The August issue of Pediatric News has an excellent article by Barbara
Howard M.D., assistant professor of pediatrics at Johns Hopkins. The article
discusses things that new parents (and parents-to-be) need to discuss.
The newborn period is a time of stress and also a time of huge changes.
How a couple interacts during this period can have long-term effects on their
relationship. Difficulties that arise when a new baby enters a family can have
both positive and negative effects on the marriage that can last for years.
Mothers need to feel that the father of the baby is a true partner. He
needs to be sympathetic to the fear and pain she endured in labor and delivery
and also to the complete exhaustion she will be dealing with in the first weeks
at home. Fathers need to listen
closely to their partner and remember how important it is to ask up front,
“what can I do for you”. A loving
husband may bring home flowers and then be hurt when the wife is bothered by
the smell and actually wanted him to give her a foot rub.
Fathers and mothers both have to realize that their relationship has
changed in a very fundamental way now that a new person has been introduced
into it. Things are never going back to the way they were. It is important that
parents have honest discussions about their sexual relationship, breast/bottle
feeding, how to handle sleep problems, how to handle relatives who want to
visit and how to share the everyday workload. Parents need to be absolutely
open about both their emotions and their beliefs. If there are differences in
religious or cultural beliefs, these also need to be discussed. If the parents
are able to engage in this kind of discussion early, they will probably be able
to continue as the child grows older and issues like discipline, feeding, and
school arise.

# [EXTRACTED MATERIAL]
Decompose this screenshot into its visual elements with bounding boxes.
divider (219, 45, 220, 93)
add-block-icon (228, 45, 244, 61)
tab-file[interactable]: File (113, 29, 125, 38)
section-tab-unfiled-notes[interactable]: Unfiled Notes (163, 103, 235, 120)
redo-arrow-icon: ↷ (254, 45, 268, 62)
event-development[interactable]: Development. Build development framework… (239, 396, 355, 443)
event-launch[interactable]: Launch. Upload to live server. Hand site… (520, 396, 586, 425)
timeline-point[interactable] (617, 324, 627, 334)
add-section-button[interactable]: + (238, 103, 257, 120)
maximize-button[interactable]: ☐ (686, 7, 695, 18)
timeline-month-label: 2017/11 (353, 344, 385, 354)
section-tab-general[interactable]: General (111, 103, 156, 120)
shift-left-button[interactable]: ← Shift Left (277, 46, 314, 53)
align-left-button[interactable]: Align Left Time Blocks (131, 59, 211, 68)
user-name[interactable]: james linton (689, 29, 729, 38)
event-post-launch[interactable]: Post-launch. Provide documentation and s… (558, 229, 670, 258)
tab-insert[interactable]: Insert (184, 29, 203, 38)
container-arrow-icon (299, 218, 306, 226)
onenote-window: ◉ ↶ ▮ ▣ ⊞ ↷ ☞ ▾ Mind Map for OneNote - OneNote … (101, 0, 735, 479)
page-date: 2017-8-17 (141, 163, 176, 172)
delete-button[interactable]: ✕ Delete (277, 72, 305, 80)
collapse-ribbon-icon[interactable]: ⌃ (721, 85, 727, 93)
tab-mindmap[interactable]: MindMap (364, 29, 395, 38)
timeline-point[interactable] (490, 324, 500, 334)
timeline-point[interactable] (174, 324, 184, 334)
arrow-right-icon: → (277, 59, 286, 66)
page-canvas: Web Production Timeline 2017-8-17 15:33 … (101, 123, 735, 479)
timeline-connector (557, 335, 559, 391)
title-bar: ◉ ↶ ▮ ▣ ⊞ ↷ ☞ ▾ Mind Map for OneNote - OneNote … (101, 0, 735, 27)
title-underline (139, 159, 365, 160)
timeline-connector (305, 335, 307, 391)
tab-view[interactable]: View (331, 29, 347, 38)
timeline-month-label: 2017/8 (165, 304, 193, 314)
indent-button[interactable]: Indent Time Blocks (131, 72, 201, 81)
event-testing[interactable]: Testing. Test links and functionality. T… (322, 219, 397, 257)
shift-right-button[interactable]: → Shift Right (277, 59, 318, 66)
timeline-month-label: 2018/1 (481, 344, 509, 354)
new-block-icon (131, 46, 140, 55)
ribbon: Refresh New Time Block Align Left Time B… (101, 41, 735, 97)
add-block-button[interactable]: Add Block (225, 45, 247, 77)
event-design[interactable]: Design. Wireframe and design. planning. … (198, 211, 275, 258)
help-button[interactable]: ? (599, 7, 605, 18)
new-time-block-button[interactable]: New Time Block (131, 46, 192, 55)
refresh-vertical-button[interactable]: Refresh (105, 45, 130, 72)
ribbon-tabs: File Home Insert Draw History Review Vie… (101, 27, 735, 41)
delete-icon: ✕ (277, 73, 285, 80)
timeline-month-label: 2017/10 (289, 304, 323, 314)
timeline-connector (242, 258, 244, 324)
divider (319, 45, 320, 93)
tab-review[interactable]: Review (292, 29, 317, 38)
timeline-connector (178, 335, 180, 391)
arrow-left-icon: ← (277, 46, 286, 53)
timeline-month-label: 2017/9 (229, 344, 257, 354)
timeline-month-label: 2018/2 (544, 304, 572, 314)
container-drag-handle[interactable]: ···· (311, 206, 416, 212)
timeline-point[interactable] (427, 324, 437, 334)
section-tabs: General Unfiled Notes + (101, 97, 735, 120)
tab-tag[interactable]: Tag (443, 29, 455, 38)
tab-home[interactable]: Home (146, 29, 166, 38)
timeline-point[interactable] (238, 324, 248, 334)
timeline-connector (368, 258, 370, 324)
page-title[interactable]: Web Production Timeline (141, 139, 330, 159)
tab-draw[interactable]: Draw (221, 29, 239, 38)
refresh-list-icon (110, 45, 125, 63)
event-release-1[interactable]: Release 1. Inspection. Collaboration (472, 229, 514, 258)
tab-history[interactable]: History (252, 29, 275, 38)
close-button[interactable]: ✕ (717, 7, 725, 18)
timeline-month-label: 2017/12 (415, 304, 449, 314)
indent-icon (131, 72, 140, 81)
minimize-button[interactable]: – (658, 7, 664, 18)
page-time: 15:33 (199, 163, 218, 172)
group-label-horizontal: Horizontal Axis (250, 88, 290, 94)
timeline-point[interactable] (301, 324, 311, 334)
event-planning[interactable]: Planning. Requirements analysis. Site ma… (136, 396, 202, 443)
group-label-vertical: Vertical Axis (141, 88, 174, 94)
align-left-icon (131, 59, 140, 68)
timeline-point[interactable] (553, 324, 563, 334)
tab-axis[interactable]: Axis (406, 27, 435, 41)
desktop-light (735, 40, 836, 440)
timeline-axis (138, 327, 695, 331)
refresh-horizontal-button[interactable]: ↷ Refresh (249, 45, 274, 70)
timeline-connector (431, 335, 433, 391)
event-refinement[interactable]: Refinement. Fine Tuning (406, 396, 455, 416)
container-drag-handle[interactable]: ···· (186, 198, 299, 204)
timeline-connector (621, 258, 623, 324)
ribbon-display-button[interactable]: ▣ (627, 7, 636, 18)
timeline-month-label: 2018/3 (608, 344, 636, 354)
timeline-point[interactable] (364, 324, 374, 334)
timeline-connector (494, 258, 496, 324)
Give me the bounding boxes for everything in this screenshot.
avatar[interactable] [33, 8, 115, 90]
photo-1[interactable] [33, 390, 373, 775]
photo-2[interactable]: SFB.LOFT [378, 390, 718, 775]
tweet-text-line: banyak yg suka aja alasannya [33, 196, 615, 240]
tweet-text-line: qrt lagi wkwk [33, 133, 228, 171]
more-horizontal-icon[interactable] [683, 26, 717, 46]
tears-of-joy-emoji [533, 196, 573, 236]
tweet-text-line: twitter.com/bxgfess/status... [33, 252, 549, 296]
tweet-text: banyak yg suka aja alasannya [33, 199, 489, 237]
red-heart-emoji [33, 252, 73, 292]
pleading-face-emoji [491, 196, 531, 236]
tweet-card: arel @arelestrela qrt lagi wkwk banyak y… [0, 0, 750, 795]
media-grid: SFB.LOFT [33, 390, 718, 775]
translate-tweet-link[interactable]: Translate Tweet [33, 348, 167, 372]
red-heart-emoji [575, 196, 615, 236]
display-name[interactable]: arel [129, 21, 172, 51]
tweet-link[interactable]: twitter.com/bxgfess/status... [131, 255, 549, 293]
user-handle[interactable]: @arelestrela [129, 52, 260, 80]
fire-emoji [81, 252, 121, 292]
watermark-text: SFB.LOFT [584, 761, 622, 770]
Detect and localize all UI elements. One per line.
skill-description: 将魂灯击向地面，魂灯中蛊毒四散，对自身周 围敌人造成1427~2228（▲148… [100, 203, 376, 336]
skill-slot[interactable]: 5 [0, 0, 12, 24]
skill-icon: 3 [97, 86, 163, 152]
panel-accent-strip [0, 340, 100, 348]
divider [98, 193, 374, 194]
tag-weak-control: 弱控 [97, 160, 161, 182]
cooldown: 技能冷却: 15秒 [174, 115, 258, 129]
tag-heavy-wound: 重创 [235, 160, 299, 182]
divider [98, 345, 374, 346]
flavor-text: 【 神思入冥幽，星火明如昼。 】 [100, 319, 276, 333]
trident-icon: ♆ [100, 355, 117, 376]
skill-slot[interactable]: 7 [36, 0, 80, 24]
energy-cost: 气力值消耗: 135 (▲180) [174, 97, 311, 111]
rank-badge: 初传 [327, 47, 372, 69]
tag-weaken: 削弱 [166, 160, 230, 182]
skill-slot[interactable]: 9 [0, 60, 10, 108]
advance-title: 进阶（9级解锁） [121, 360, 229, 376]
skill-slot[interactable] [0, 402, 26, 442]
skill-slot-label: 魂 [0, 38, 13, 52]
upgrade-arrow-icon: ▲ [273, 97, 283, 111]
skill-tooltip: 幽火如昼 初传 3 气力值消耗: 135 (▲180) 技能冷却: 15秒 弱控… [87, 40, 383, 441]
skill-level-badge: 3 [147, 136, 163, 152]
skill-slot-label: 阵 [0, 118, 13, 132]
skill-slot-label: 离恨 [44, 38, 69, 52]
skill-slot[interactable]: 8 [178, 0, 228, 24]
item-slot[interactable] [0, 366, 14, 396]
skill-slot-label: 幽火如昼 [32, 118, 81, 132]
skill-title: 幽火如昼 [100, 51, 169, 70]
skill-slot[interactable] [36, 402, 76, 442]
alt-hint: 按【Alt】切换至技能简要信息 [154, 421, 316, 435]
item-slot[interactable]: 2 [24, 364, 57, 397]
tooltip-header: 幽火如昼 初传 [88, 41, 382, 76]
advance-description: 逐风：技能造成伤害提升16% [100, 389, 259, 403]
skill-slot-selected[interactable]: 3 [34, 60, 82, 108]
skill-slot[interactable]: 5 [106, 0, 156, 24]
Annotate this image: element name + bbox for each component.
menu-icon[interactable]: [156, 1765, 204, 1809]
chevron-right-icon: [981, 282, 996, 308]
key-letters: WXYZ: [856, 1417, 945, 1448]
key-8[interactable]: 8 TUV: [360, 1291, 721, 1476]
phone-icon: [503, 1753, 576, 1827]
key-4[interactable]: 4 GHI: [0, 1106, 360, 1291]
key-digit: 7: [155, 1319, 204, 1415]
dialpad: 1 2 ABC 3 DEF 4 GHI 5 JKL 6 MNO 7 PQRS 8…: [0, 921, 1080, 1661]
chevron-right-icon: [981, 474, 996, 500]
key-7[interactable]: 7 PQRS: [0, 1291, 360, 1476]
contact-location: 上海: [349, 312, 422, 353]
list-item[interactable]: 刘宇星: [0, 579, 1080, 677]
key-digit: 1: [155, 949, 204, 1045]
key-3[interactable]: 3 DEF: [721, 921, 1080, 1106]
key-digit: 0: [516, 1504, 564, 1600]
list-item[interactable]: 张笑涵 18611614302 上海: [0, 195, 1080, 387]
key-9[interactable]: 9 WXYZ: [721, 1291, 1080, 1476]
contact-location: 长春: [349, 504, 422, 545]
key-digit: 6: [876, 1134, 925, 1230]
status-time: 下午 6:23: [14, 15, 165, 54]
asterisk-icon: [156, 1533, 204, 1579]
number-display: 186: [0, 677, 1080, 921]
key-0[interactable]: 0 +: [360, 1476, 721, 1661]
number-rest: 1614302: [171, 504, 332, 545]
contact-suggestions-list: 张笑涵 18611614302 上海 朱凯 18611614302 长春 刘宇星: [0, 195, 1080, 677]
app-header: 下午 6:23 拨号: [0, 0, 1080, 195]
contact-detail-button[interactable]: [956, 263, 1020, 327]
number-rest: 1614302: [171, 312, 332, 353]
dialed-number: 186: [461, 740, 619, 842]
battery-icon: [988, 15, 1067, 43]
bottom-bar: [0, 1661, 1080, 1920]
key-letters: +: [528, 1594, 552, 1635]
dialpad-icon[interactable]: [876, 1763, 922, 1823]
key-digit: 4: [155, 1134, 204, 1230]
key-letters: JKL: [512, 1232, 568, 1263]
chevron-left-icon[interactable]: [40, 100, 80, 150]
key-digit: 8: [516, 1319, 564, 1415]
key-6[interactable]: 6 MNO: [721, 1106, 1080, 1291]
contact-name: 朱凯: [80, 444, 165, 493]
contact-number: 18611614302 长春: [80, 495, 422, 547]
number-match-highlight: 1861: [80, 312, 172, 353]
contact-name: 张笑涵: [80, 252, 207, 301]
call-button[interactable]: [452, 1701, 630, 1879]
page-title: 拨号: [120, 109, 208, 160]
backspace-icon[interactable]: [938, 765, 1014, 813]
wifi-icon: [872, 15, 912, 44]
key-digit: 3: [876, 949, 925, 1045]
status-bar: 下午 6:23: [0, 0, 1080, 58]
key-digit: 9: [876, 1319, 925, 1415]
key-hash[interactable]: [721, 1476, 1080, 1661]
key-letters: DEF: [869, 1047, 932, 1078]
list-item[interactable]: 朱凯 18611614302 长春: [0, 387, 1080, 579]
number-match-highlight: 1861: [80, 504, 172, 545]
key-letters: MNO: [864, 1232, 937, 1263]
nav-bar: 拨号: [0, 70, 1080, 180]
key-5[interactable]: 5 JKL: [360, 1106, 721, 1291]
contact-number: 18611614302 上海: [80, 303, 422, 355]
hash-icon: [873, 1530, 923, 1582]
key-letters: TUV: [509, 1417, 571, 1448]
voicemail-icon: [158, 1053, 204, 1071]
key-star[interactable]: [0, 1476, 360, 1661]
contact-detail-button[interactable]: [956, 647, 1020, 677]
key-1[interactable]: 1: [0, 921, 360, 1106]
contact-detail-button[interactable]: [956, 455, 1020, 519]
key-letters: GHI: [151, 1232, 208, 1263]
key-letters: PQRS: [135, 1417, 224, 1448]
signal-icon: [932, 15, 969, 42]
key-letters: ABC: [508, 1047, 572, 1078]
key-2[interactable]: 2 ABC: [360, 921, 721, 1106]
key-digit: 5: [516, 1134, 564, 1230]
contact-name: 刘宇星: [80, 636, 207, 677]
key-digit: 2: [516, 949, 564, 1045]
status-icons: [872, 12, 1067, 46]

# [QUESTIONS]
**A.** Write out the passage on new parents word for word, starting at "Fathers and mothers" and ending at "school arise.".
**B.** Carry on the piece about what new parents need to discuss, picking up right after its last sentence.

# [ANSWERS FOR THE TASKS]
**A.**
Fathers and mothers both have to realize that their relationship has
changed in a very fundamental way now that a new person has been introduced
into it. Things are never going back to the way they were. It is important that
parents have honest discussions about their sexual relationship, breast/bottle
feeding, how to handle sleep problems, how to handle relatives who want to
visit and how to share the everyday workload. Parents need to be absolutely
open about both their emotions and their beliefs. If there are differences in
religious or cultural beliefs, these also need to be discussed. If the parents
are able to engage in this kind of discussion early, they will probably be able
to continue as the child grows older and issues like discipline, feeding, and
school arise.

**B.**
For second-time parents, Dr. Howard also recommends being realistic and
honest with the baby’s older siblings. Parents should avoid the “you’ll have a
new brother to play with” attitude because babies aren’t much fun for a long
time and all the sibling will see is how much the baby takes away time that
they used to have with the parent. They’ll see how, when the baby screams and
cries, the parents drop whatever they were doing and go to interact with the
baby, so, the logical conclusion is that if they act the same way, the parent
will spend more time with them. Potty-trained siblings may want to be in
diapers again. Parents can ease the situation by allowing the sibling to openly
express any feelings they have – especially the negative ones – and by making
special one-on-one time every day with the sibling that cannot be interrupted
by the baby.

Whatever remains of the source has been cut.